Reproduce every line below verbatim, leaving out the pictures.

* * *

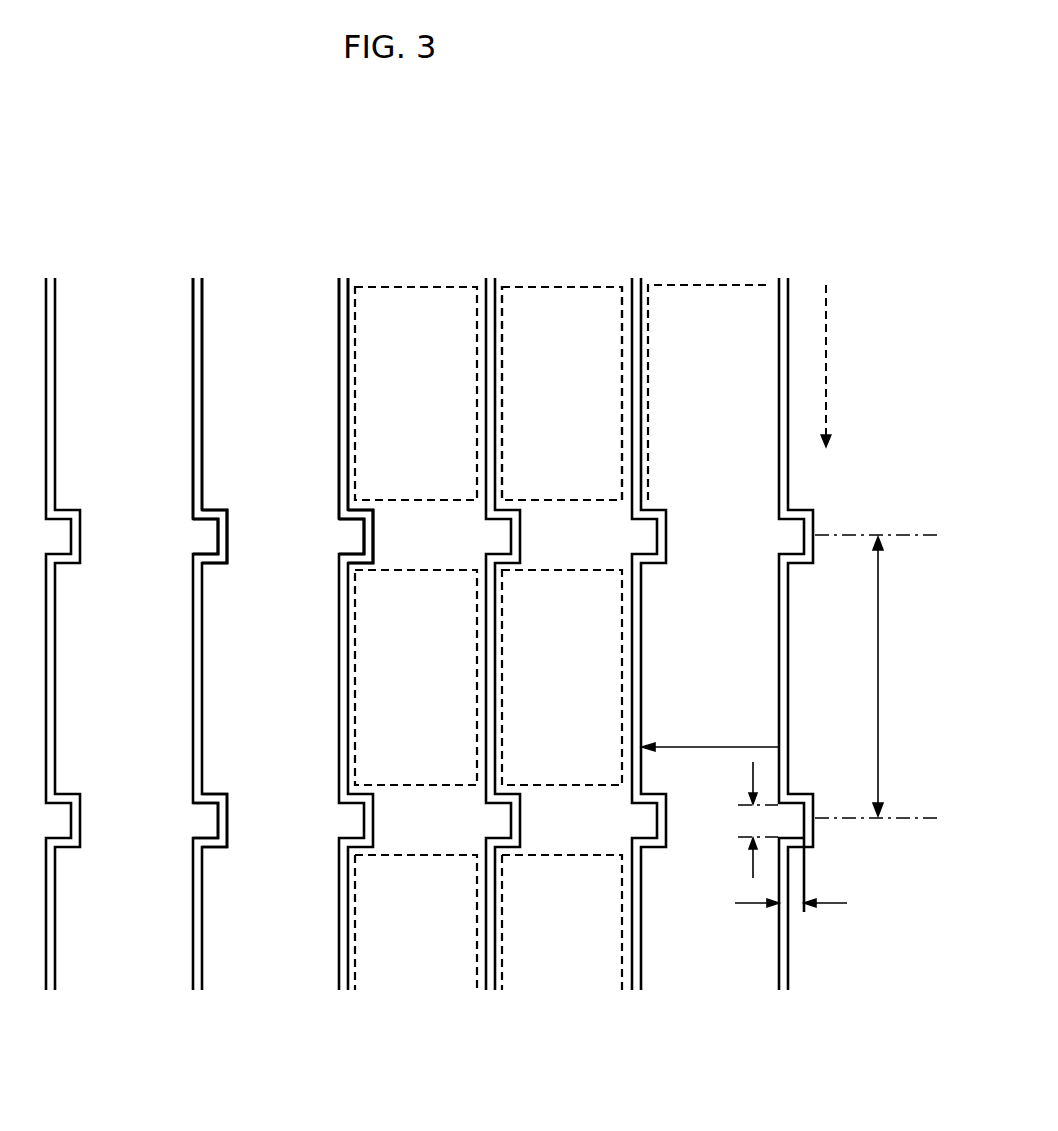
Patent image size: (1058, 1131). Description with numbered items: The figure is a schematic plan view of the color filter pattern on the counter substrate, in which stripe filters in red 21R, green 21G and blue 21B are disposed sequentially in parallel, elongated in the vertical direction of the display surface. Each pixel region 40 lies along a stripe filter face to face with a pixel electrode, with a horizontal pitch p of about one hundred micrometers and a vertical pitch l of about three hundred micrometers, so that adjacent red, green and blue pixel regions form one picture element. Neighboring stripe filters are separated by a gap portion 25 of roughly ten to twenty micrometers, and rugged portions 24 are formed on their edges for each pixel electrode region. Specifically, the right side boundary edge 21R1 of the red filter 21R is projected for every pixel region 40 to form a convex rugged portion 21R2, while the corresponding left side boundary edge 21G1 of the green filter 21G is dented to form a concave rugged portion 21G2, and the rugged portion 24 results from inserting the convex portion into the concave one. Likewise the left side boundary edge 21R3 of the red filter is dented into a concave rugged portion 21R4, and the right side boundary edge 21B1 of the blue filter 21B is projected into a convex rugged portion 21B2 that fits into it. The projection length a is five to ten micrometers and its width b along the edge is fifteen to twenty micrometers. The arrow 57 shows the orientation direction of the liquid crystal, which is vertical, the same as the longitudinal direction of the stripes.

The gap portion 25 is at (198, 280).
The red stripe filter 21R is at (263, 285).
The green stripe filter 21G is at (413, 282).
The blue stripe filter 21B is at (560, 282).
The pixel region 40 is at (588, 295).
The arrow 57 is at (828, 352).
The right side boundary edge 21B1 is at (192, 325).
The left side boundary edge 21R3 is at (203, 333).
The right side boundary edge 21R1 is at (338, 370).
The left side boundary edge 21G1 is at (355, 405).
The concave rugged portion 21R4 is at (228, 520).
The concave rugged portion 21G2 is at (372, 552).
The convex rugged portion 21B2 is at (200, 535).
The convex rugged portion 21R2 is at (345, 535).
The rugged portion 24 is at (176, 514).
The vertical pitch l is at (876, 676).
The horizontal pitch p is at (710, 727).
The width of convex rugged portion b is at (747, 820).
The length of projection a is at (806, 912).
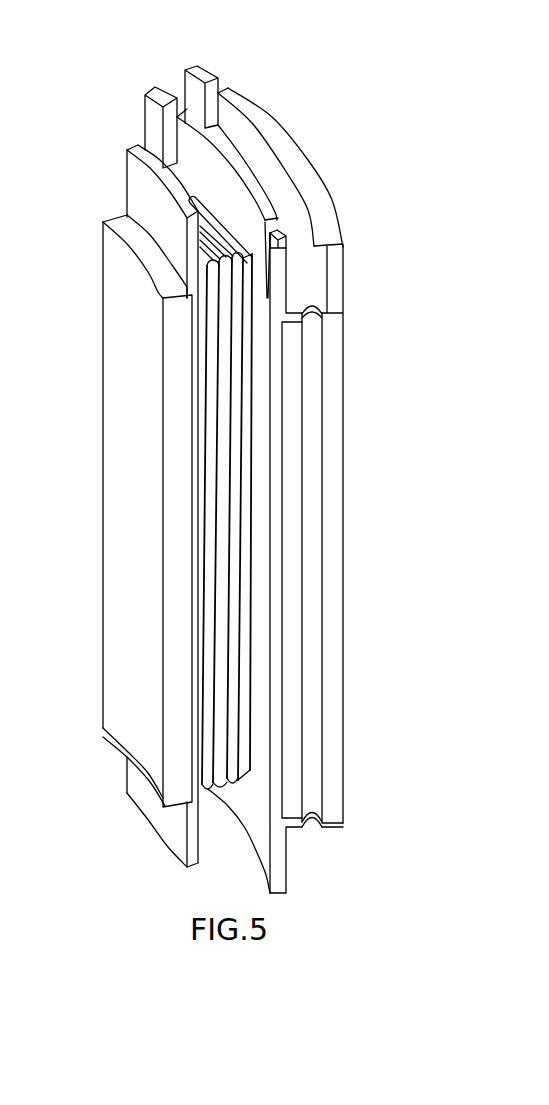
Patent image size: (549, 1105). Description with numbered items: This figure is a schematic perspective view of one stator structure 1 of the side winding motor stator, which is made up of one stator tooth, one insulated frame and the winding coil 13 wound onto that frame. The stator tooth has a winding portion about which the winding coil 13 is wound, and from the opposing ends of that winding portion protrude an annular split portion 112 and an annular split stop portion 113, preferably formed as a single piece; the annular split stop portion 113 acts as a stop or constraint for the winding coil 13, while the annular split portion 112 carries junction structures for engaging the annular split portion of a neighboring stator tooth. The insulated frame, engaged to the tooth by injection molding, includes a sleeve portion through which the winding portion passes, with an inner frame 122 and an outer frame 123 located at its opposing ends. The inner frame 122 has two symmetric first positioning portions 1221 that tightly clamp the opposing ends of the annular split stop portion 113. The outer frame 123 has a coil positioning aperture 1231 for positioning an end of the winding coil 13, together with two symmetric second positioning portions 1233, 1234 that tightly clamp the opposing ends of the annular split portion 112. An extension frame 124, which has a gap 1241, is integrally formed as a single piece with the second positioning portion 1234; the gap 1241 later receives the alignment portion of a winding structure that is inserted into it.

The stator structure 1 is at (377, 112).
The annular split portion 112 is at (332, 478).
The annular split stop portion 113 is at (117, 529).
The inner frame 122 is at (130, 180).
The first positioning portion 1221 is at (103, 223).
The outer frame 123 is at (223, 145).
The coil positioning aperture 1231 is at (166, 127).
The second positioning portion 1233 is at (338, 822).
The second positioning portion 1234 is at (290, 252).
The extension frame 124 is at (303, 168).
The gap 1241 is at (222, 83).
The winding coil 13 is at (235, 400).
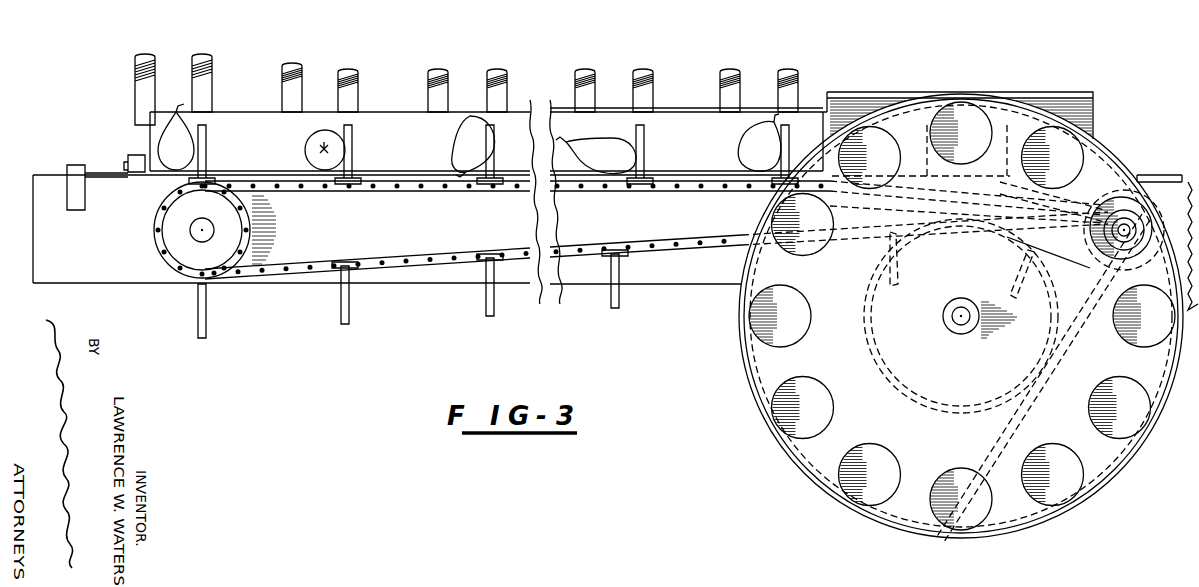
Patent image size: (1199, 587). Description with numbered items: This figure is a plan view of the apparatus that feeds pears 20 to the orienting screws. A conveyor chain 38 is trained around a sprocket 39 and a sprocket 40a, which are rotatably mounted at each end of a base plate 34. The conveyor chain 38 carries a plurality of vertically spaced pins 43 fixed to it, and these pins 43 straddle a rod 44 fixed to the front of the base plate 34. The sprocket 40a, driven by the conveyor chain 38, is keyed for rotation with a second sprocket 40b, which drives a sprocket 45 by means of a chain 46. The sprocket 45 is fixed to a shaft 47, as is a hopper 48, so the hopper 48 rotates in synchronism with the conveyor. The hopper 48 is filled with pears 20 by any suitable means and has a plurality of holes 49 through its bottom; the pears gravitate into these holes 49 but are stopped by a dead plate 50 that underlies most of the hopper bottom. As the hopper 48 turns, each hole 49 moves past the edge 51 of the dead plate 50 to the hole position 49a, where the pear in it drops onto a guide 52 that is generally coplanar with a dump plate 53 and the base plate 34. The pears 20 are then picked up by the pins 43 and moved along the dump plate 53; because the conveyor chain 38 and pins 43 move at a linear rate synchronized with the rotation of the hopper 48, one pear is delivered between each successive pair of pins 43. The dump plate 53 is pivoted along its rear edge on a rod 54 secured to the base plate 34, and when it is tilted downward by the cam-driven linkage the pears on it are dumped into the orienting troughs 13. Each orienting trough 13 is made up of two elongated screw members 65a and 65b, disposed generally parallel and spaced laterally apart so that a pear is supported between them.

* * *

SOLUTION FOR THIS EXERCISE
Patent image size: (1058, 1131). Description with numbered items: The figure is a schematic plan view of the color filter pattern on the counter substrate, in which stripe filters in red 21R, green 21G and blue 21B are disposed sequentially in parallel, elongated in the vertical direction of the display surface. Each pixel region 40 lies along a stripe filter face to face with a pixel electrode, with a horizontal pitch p of about one hundred micrometers and a vertical pitch l of about three hundred micrometers, so that adjacent red, green and blue pixel regions form one picture element. Neighboring stripe filters are separated by a gap portion 25 of roughly ten to twenty micrometers, and rugged portions 24 are formed on their edges for each pixel electrode region. Specifically, the right side boundary edge 21R1 of the red filter 21R is projected for every pixel region 40 to form a convex rugged portion 21R2, while the corresponding left side boundary edge 21G1 of the green filter 21G is dented to form a concave rugged portion 21G2, and the rugged portion 24 results from inserting the convex portion into the concave one. Likewise the left side boundary edge 21R3 of the red filter is dented into a concave rugged portion 21R4, and the right side boundary edge 21B1 of the blue filter 21B is projected into a convex rugged portion 21B2 that fits into it. The projection length a is five to ten micrometers and its width b along the edge is fifteen to twenty micrometers. The arrow 57 shows the orientation direction of the liquid crystal, which is vertical, the same as the longitudinal direction of the stripes.

The gap portion 25 is at (198, 280).
The red stripe filter 21R is at (263, 285).
The green stripe filter 21G is at (413, 282).
The blue stripe filter 21B is at (560, 282).
The pixel region 40 is at (588, 295).
The arrow 57 is at (828, 352).
The right side boundary edge 21B1 is at (192, 325).
The left side boundary edge 21R3 is at (203, 333).
The right side boundary edge 21R1 is at (338, 370).
The left side boundary edge 21G1 is at (355, 405).
The concave rugged portion 21R4 is at (228, 520).
The concave rugged portion 21G2 is at (372, 552).
The convex rugged portion 21B2 is at (200, 535).
The convex rugged portion 21R2 is at (345, 535).
The rugged portion 24 is at (176, 514).
The vertical pitch l is at (876, 676).
The horizontal pitch p is at (710, 727).
The width of convex rugged portion b is at (747, 820).
The length of projection a is at (806, 912).
Patent image size: (549, 1105). Description with numbered items: This figure is a schematic perspective view of one stator structure 1 of the side winding motor stator, which is made up of one stator tooth, one insulated frame and the winding coil 13 wound onto that frame. The stator tooth has a winding portion about which the winding coil 13 is wound, and from the opposing ends of that winding portion protrude an annular split portion 112 and an annular split stop portion 113, preferably formed as a single piece; the annular split stop portion 113 acts as a stop or constraint for the winding coil 13, while the annular split portion 112 carries junction structures for engaging the annular split portion of a neighboring stator tooth. The insulated frame, engaged to the tooth by injection molding, includes a sleeve portion through which the winding portion passes, with an inner frame 122 and an outer frame 123 located at its opposing ends. The inner frame 122 has two symmetric first positioning portions 1221 that tightly clamp the opposing ends of the annular split stop portion 113. The outer frame 123 has a coil positioning aperture 1231 for positioning an end of the winding coil 13, together with two symmetric second positioning portions 1233, 1234 that tightly clamp the opposing ends of the annular split portion 112. An extension frame 124, which has a gap 1241, is integrally formed as a single piece with the second positioning portion 1234; the gap 1241 later receives the alignment portion of a winding structure that is inserted into it.

The stator structure 1 is at (377, 112).
The annular split portion 112 is at (332, 478).
The annular split stop portion 113 is at (117, 529).
The inner frame 122 is at (130, 180).
The first positioning portion 1221 is at (103, 223).
The outer frame 123 is at (223, 145).
The coil positioning aperture 1231 is at (166, 127).
The second positioning portion 1233 is at (338, 822).
The second positioning portion 1234 is at (290, 252).
The extension frame 124 is at (303, 168).
The gap 1241 is at (222, 83).
The winding coil 13 is at (235, 400).
Patent image size: (1199, 587). Description with numbered items: This figure is a plan view of the apparatus that feeds pears 20 to the orienting screws. A conveyor chain 38 is trained around a sprocket 39 and a sprocket 40a, which are rotatably mounted at each end of a base plate 34. The conveyor chain 38 carries a plurality of vertically spaced pins 43 fixed to it, and these pins 43 straddle a rod 44 fixed to the front of the base plate 34. The sprocket 40a, driven by the conveyor chain 38, is keyed for rotation with a second sprocket 40b, which drives a sprocket 45 by means of a chain 46. The sprocket 45 is fixed to a shaft 47, as is a hopper 48, so the hopper 48 rotates in synchronism with the conveyor. The hopper 48 is filled with pears 20 by any suitable means and has a plurality of holes 49 through its bottom; the pears gravitate into these holes 49 but are stopped by a dead plate 50 that underlies most of the hopper bottom. As the hopper 48 turns, each hole 49 moves past the edge 51 of the dead plate 50 to the hole position 49a, where the pear in it drops onto a guide 52 that is generally coplanar with a dump plate 53 and the base plate 34. The pears 20 are then picked up by the pins 43 and moved along the dump plate 53; because the conveyor chain 38 and pins 43 move at a linear rate synchronized with the rotation of the hopper 48, one pear is delivered between each successive pair of pins 43. The dump plate 53 is pivoted along its rear edge on a rod 54 secured to the base plate 34, and when it is tilted downward by the cam-driven linkage the pears on it are dumped into the orienting troughs 13. Each orienting trough 13 is made up of two elongated screw members 65a and 65b, disposed generally parallel and spaced laterally apart so that a pear is supported between them.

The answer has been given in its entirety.